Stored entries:
————————

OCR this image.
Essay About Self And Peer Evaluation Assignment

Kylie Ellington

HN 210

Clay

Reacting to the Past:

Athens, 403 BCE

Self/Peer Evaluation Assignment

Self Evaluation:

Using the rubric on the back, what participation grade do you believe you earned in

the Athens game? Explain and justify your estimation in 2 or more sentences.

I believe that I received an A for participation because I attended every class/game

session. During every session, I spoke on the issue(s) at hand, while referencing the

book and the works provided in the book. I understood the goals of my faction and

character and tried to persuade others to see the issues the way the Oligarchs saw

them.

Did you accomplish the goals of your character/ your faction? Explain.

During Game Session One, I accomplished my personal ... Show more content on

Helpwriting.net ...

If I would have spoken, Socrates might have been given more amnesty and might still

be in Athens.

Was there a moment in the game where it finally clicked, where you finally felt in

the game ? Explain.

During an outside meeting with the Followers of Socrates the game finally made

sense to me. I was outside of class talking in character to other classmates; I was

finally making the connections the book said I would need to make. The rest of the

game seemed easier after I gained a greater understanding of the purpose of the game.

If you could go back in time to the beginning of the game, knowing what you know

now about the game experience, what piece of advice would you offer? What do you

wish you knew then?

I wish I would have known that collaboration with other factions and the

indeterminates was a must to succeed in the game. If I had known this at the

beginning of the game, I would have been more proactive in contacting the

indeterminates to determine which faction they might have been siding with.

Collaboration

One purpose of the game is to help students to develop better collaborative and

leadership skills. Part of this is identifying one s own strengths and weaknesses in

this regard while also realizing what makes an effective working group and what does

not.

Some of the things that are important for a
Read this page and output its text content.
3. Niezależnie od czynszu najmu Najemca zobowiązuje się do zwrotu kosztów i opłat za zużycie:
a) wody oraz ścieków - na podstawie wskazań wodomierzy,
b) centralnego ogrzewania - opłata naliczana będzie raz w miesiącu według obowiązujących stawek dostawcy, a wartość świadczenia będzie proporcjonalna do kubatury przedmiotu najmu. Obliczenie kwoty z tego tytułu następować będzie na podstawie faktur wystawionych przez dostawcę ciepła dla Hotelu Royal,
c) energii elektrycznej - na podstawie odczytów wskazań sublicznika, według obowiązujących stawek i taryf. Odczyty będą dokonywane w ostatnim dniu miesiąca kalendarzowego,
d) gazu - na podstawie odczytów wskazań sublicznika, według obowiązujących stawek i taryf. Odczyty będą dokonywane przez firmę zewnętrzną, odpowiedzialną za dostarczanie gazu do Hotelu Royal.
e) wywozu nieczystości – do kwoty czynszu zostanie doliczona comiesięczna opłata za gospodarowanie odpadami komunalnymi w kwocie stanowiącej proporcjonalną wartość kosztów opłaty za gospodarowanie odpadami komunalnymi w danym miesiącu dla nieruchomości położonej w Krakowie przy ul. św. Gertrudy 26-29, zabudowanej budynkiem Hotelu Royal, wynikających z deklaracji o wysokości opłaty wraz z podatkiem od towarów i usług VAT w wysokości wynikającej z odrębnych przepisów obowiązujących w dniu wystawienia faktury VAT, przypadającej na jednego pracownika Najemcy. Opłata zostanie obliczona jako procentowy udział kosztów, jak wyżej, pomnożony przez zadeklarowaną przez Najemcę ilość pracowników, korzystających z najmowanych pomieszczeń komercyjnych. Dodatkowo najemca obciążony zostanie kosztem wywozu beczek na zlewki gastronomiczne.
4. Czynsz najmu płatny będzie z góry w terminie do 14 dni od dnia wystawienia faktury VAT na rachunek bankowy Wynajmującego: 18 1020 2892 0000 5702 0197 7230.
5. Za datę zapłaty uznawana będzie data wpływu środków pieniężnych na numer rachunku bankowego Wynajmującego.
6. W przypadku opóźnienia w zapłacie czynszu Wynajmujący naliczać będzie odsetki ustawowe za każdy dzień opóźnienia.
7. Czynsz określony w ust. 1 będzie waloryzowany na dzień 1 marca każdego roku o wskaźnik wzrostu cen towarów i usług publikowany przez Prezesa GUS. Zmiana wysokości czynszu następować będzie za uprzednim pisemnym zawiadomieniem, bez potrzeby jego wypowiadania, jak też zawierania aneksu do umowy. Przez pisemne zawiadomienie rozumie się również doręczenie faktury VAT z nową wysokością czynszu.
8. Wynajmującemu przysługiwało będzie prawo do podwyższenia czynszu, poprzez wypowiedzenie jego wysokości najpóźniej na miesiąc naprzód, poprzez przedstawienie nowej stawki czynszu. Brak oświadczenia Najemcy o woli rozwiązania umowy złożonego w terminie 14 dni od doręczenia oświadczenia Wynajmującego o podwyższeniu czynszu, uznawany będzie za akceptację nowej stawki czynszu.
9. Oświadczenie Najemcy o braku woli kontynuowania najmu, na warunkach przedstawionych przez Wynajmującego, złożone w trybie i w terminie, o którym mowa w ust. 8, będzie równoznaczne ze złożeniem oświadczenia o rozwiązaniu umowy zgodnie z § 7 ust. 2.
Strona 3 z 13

————————

*INSTRUCTION*:
Gather each line of the records holding the string "with".

*EXERCISE SOLUTION*:
During an outside meeting with the Followers of Socrates the game finally made
I wish I would have known that collaboration with other factions and the
indeterminates to determine which faction they might have been siding with.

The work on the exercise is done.